*Task to carry out*.
Repeat, exactly and in full, the lines of the listing below, but without any pictures.

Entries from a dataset
────────────────────────────────────────

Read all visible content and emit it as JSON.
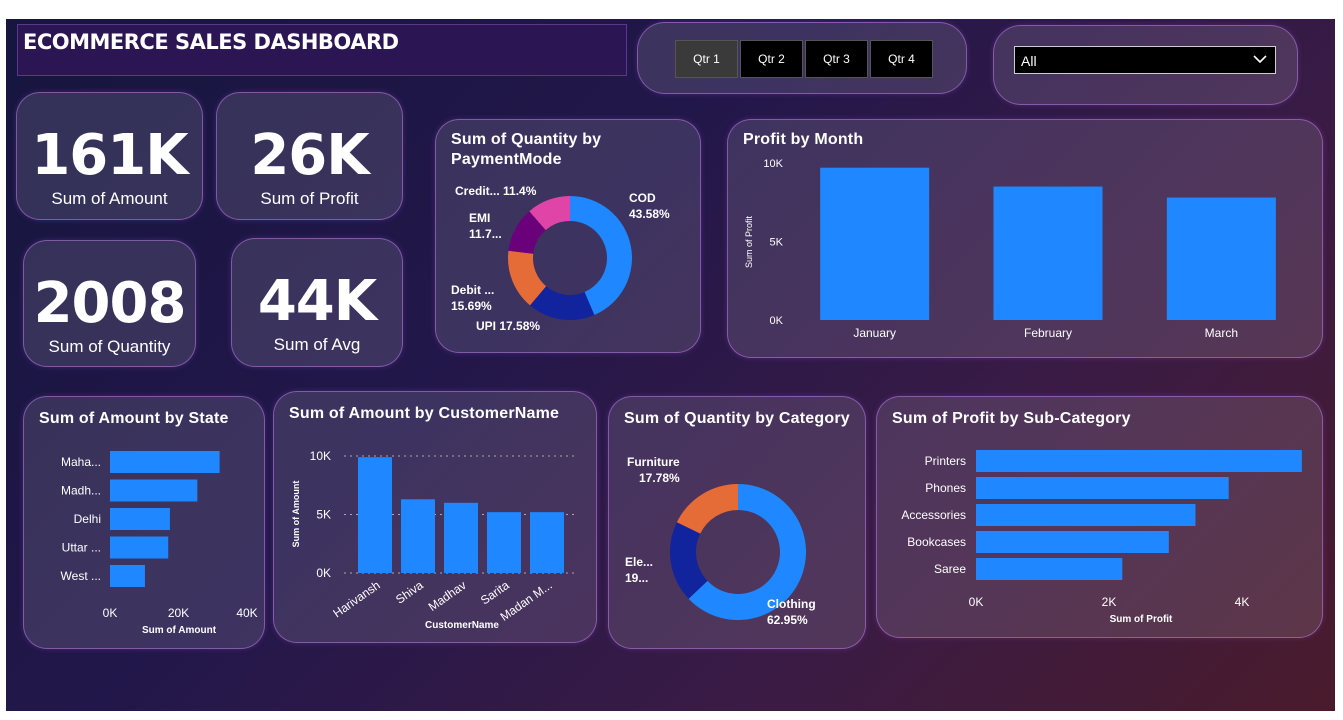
{
  "header": {
    "title": "ECOMMERCE SALES DASHBOARD"
  },
  "quarters": {
    "items": [
      "Qtr 1",
      "Qtr 2",
      "Qtr 3",
      "Qtr 4"
    ],
    "selected": "Qtr 1"
  },
  "filter": {
    "value": "All"
  },
  "kpis": {
    "amount": {
      "value": "161K",
      "label": "Sum of Amount"
    },
    "profit": {
      "value": "26K",
      "label": "Sum of Profit"
    },
    "quantity": {
      "value": "2008",
      "label": "Sum of Quantity"
    },
    "avg": {
      "value": "44K",
      "label": "Sum of Avg"
    }
  },
  "colors": {
    "bar": "#1f87ff",
    "cod": "#1f87ff",
    "upi": "#12239e",
    "debit": "#e66c37",
    "emi": "#6b007b",
    "credit": "#e044a7",
    "clothing": "#1f87ff",
    "electronics": "#12239e",
    "furniture": "#e66c37"
  },
  "chart_data": [
    {
      "id": "payment",
      "type": "pie",
      "title": "Sum of Quantity by PaymentMode",
      "slices": [
        {
          "label": "COD",
          "value": 43.58,
          "pct_text": "43.58%"
        },
        {
          "label": "UPI",
          "value": 17.58,
          "pct_text": "17.58%"
        },
        {
          "label": "Debit ...",
          "value": 15.69,
          "pct_text": "15.69%"
        },
        {
          "label": "EMI",
          "value": 11.75,
          "pct_text": "11.7..."
        },
        {
          "label": "Credit...",
          "value": 11.4,
          "pct_text": "11.4%"
        }
      ]
    },
    {
      "id": "month",
      "type": "bar",
      "title": "Profit by Month",
      "categories": [
        "January",
        "February",
        "March"
      ],
      "values": [
        9700,
        8500,
        7800
      ],
      "ylabel": "Sum of Profit",
      "yticks": [
        "0K",
        "5K",
        "10K"
      ],
      "ylim": [
        0,
        10000
      ]
    },
    {
      "id": "state",
      "type": "bar",
      "orientation": "horizontal",
      "title": "Sum of Amount by State",
      "categories": [
        "Maha...",
        "Madh...",
        "Delhi",
        "Uttar ...",
        "West ..."
      ],
      "values": [
        32000,
        25500,
        17500,
        17000,
        10200
      ],
      "xlabel": "Sum of Amount",
      "xticks": [
        "0K",
        "20K",
        "40K"
      ],
      "xlim": [
        0,
        40000
      ]
    },
    {
      "id": "customer",
      "type": "bar",
      "title": "Sum of Amount by CustomerName",
      "categories": [
        "Harivansh",
        "Shiva",
        "Madhav",
        "Sarita",
        "Madan M..."
      ],
      "values": [
        9900,
        6300,
        6000,
        5200,
        5200
      ],
      "xlabel": "CustomerName",
      "ylabel": "Sum of Amount",
      "yticks": [
        "0K",
        "5K",
        "10K"
      ],
      "ylim": [
        0,
        10000
      ]
    },
    {
      "id": "category",
      "type": "pie",
      "title": "Sum of Quantity by Category",
      "slices": [
        {
          "label": "Clothing",
          "value": 62.95,
          "pct_text": "62.95%"
        },
        {
          "label": "Ele...",
          "value": 19.27,
          "pct_text": "19..."
        },
        {
          "label": "Furniture",
          "value": 17.78,
          "pct_text": "17.78%"
        }
      ]
    },
    {
      "id": "subcat",
      "type": "bar",
      "orientation": "horizontal",
      "title": "Sum of Profit by Sub-Category",
      "categories": [
        "Printers",
        "Phones",
        "Accessories",
        "Bookcases",
        "Saree"
      ],
      "values": [
        4900,
        3800,
        3300,
        2900,
        2200
      ],
      "xlabel": "Sum of Profit",
      "xticks": [
        "0K",
        "2K",
        "4K"
      ],
      "xlim": [
        0,
        4000
      ]
    }
  ]
}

────────────────────────────────────────

*Response*.
Read all visible content and emit it as JSON.
{
  "header": {
    "title": "ECOMMERCE SALES DASHBOARD"
  },
  "quarters": {
    "items": [
      "Qtr 1",
      "Qtr 2",
      "Qtr 3",
      "Qtr 4"
    ],
    "selected": "Qtr 1"
  },
  "filter": {
    "value": "All"
  },
  "kpis": {
    "amount": {
      "value": "161K",
      "label": "Sum of Amount"
    },
    "profit": {
      "value": "26K",
      "label": "Sum of Profit"
    },
    "quantity": {
      "value": "2008",
      "label": "Sum of Quantity"
    },
    "avg": {
      "value": "44K",
      "label": "Sum of Avg"
    }
  },
  "colors": {
    "bar": "#1f87ff",
    "cod": "#1f87ff",
    "upi": "#12239e",
    "debit": "#e66c37",
    "emi": "#6b007b",
    "credit": "#e044a7",
    "clothing": "#1f87ff",
    "electronics": "#12239e",
    "furniture": "#e66c37"
  },
  "chart_data": [
    {
      "id": "payment",
      "type": "pie",
      "title": "Sum of Quantity by PaymentMode",
      "slices": [
        {
          "label": "COD",
          "value": 43.58,
          "pct_text": "43.58%"
        },
        {
          "label": "UPI",
          "value": 17.58,
          "pct_text": "17.58%"
        },
        {
          "label": "Debit ...",
          "value": 15.69,
          "pct_text": "15.69%"
        },
        {
          "label": "EMI",
          "value": 11.75,
          "pct_text": "11.7..."
        },
        {
          "label": "Credit...",
          "value": 11.4,
          "pct_text": "11.4%"
        }
      ]
    },
    {
      "id": "month",
      "type": "bar",
      "title": "Profit by Month",
      "categories": [
        "January",
        "February",
        "March"
      ],
      "values": [
        9700,
        8500,
        7800
      ],
      "ylabel": "Sum of Profit",
      "yticks": [
        "0K",
        "5K",
        "10K"
      ],
      "ylim": [
        0,
        10000
      ]
    },
    {
      "id": "state",
      "type": "bar",
      "orientation": "horizontal",
      "title": "Sum of Amount by State",
      "categories": [
        "Maha...",
        "Madh...",
        "Delhi",
        "Uttar ...",
        "West ..."
      ],
      "values": [
        32000,
        25500,
        17500,
        17000,
        10200
      ],
      "xlabel": "Sum of Amount",
      "xticks": [
        "0K",
        "20K",
        "40K"
      ],
      "xlim": [
        0,
        40000
      ]
    },
    {
      "id": "customer",
      "type": "bar",
      "title": "Sum of Amount by CustomerName",
      "categories": [
        "Harivansh",
        "Shiva",
        "Madhav",
        "Sarita",
        "Madan M..."
      ],
      "values": [
        9900,
        6300,
        6000,
        5200,
        5200
      ],
      "xlabel": "CustomerName",
      "ylabel": "Sum of Amount",
      "yticks": [
        "0K",
        "5K",
        "10K"
      ],
      "ylim": [
        0,
        10000
      ]
    },
    {
      "id": "category",
      "type": "pie",
      "title": "Sum of Quantity by Category",
      "slices": [
        {
          "label": "Clothing",
          "value": 62.95,
          "pct_text": "62.95%"
        },
        {
          "label": "Ele...",
          "value": 19.27,
          "pct_text": "19..."
        },
        {
          "label": "Furniture",
          "value": 17.78,
          "pct_text": "17.78%"
        }
      ]
    },
    {
      "id": "subcat",
      "type": "bar",
      "orientation": "horizontal",
      "title": "Sum of Profit by Sub-Category",
      "categories": [
        "Printers",
        "Phones",
        "Accessories",
        "Bookcases",
        "Saree"
      ],
      "values": [
        4900,
        3800,
        3300,
        2900,
        2200
      ],
      "xlabel": "Sum of Profit",
      "xticks": [
        "0K",
        "2K",
        "4K"
      ],
      "xlim": [
        0,
        4000
      ]
    }
  ]
}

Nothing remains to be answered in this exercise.